# [STATED TASK]
Identify every line in the records below that contains the word "opcje", and copy each of those lines.
╭─ RECORDS SHOWN
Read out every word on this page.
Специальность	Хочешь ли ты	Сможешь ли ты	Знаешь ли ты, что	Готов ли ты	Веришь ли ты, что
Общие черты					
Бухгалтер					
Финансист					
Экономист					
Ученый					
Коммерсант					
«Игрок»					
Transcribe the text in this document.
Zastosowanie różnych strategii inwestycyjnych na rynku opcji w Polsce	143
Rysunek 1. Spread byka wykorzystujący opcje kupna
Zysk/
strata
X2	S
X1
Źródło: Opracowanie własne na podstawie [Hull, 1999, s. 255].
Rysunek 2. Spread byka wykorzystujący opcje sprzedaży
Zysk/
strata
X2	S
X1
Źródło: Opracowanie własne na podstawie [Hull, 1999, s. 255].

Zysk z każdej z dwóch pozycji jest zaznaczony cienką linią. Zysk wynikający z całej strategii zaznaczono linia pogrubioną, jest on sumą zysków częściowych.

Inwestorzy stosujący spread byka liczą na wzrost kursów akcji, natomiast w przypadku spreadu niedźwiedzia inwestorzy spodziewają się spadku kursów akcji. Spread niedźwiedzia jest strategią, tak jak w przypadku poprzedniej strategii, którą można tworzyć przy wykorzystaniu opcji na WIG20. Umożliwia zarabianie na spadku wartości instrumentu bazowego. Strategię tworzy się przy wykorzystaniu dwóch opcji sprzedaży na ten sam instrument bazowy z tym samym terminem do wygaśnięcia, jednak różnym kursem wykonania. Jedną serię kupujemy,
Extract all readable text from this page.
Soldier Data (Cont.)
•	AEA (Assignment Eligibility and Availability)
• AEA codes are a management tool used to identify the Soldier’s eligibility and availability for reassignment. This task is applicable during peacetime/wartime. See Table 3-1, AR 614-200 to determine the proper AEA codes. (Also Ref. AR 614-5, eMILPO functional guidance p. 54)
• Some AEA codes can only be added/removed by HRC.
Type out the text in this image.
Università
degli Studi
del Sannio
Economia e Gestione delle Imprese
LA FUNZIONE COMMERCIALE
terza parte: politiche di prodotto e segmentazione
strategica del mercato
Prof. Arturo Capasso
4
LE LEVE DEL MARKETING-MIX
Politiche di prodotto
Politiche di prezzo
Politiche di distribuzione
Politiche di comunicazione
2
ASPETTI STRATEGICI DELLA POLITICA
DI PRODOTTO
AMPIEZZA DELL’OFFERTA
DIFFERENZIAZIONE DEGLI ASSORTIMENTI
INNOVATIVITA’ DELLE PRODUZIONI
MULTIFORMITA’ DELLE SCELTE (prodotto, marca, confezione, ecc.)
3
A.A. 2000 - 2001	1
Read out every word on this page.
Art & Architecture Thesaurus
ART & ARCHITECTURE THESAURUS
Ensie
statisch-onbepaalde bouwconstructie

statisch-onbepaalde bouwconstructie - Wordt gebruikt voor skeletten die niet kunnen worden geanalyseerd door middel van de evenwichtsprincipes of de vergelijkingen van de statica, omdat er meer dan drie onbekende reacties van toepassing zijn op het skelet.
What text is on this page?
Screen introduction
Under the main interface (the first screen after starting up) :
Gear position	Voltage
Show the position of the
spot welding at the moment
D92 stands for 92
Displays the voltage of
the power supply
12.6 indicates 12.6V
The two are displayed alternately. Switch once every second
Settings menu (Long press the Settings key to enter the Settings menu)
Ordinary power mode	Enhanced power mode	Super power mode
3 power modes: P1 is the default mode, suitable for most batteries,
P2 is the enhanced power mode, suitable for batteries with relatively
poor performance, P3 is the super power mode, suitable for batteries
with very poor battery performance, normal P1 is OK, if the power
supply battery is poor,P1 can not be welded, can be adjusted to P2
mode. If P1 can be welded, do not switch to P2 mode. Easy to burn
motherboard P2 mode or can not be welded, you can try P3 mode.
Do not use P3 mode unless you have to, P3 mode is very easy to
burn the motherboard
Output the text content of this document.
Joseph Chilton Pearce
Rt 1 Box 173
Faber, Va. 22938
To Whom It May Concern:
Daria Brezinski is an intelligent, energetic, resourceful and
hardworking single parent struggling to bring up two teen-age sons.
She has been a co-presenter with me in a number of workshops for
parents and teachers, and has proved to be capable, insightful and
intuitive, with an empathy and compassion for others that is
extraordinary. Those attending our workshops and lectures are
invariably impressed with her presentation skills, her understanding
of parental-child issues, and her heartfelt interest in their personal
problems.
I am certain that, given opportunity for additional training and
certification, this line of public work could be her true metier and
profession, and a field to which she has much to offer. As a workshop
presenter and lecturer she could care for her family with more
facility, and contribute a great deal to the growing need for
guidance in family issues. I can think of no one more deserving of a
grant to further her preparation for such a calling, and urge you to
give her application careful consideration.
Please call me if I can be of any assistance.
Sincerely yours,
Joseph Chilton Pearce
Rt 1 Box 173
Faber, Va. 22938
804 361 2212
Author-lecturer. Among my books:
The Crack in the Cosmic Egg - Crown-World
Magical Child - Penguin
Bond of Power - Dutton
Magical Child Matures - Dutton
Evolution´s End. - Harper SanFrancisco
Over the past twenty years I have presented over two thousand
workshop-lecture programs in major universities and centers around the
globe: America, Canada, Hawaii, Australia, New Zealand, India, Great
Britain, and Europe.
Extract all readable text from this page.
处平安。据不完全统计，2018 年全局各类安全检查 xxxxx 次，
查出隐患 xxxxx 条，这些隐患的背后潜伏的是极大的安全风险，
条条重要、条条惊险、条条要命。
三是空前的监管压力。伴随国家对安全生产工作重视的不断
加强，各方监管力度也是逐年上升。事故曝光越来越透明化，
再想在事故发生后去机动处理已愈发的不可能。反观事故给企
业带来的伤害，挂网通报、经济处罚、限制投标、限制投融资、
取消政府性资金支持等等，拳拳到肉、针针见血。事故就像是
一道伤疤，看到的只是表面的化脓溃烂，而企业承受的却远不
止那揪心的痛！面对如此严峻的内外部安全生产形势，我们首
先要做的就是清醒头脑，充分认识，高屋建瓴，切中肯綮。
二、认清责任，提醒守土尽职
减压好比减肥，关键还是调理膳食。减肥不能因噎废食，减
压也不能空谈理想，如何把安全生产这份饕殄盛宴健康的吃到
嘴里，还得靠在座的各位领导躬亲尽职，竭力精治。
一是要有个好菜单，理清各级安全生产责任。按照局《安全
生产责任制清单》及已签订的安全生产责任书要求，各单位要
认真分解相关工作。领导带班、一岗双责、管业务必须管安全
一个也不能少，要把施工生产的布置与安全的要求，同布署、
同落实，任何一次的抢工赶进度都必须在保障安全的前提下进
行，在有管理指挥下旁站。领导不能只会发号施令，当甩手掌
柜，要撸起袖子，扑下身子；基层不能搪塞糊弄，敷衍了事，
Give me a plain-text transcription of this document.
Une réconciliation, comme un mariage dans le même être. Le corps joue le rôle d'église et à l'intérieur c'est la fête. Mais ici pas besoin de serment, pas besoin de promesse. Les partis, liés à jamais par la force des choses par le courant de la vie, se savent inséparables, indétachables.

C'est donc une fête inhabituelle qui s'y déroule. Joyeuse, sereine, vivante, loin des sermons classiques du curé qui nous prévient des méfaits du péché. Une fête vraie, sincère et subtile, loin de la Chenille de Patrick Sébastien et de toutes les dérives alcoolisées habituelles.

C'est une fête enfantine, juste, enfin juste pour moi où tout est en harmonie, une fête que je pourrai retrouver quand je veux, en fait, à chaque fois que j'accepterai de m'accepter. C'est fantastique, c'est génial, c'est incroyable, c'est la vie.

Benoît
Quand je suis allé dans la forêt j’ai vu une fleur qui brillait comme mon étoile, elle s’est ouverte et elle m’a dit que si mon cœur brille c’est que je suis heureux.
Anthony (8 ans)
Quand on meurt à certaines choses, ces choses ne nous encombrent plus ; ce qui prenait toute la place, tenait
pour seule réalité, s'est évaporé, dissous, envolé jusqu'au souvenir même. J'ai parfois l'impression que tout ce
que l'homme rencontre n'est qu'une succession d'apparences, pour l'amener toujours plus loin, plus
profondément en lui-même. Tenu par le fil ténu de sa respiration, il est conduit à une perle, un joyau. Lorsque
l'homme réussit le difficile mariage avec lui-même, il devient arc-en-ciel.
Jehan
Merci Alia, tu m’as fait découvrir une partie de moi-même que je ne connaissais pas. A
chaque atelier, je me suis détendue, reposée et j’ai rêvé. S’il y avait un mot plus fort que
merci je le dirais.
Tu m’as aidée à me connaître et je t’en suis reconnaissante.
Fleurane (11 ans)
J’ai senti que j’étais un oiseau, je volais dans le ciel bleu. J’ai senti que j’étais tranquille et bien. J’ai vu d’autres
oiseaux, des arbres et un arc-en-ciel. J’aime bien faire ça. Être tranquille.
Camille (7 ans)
╰─
# [OUTPUT BELOW]
Rysunek 1. Spread byka wykorzystujący opcje kupna
Rysunek 2. Spread byka wykorzystujący opcje sprzedaży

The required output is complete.